Element position data >>
* * * * * * * * *

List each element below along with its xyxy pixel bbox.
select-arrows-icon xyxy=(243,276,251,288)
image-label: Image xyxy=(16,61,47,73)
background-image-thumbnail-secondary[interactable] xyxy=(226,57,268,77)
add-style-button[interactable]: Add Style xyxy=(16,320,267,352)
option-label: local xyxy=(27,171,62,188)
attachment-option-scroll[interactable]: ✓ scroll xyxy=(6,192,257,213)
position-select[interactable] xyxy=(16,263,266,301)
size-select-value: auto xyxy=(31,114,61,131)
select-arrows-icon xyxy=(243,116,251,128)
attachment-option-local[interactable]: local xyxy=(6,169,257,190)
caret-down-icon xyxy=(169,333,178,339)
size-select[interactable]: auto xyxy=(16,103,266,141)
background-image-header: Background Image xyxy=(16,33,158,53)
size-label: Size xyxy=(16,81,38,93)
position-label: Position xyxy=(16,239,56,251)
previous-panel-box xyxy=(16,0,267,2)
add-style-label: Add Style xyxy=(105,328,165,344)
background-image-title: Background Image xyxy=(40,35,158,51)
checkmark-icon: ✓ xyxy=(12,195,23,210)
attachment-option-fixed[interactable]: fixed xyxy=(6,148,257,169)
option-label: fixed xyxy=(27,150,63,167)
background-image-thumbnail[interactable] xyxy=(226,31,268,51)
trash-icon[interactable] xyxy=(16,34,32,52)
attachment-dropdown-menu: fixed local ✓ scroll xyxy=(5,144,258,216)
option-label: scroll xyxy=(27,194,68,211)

* * * * * * * * *

Short task >> Could you rewrite all of these rows, substituting "menu-item-label" for "option-label" wherever it appears and leaving everything else unchanged?

The solution >>
List each element below along with its xyxy pixel bbox.
select-arrows-icon xyxy=(243,276,251,288)
image-label: Image xyxy=(16,61,47,73)
background-image-thumbnail-secondary[interactable] xyxy=(226,57,268,77)
add-style-button[interactable]: Add Style xyxy=(16,320,267,352)
menu-item-label: local xyxy=(27,171,62,188)
attachment-option-scroll[interactable]: ✓ scroll xyxy=(6,192,257,213)
position-select[interactable] xyxy=(16,263,266,301)
size-select-value: auto xyxy=(31,114,61,131)
select-arrows-icon xyxy=(243,116,251,128)
attachment-option-local[interactable]: local xyxy=(6,169,257,190)
caret-down-icon xyxy=(169,333,178,339)
size-select[interactable]: auto xyxy=(16,103,266,141)
background-image-header: Background Image xyxy=(16,33,158,53)
size-label: Size xyxy=(16,81,38,93)
position-label: Position xyxy=(16,239,56,251)
previous-panel-box xyxy=(16,0,267,2)
add-style-label: Add Style xyxy=(105,328,165,344)
background-image-title: Background Image xyxy=(40,35,158,51)
checkmark-icon: ✓ xyxy=(12,195,23,210)
attachment-option-fixed[interactable]: fixed xyxy=(6,148,257,169)
menu-item-label: fixed xyxy=(27,150,63,167)
background-image-thumbnail[interactable] xyxy=(226,31,268,51)
trash-icon[interactable] xyxy=(16,34,32,52)
attachment-dropdown-menu: fixed local ✓ scroll xyxy=(5,144,258,216)
menu-item-label: scroll xyxy=(27,194,68,211)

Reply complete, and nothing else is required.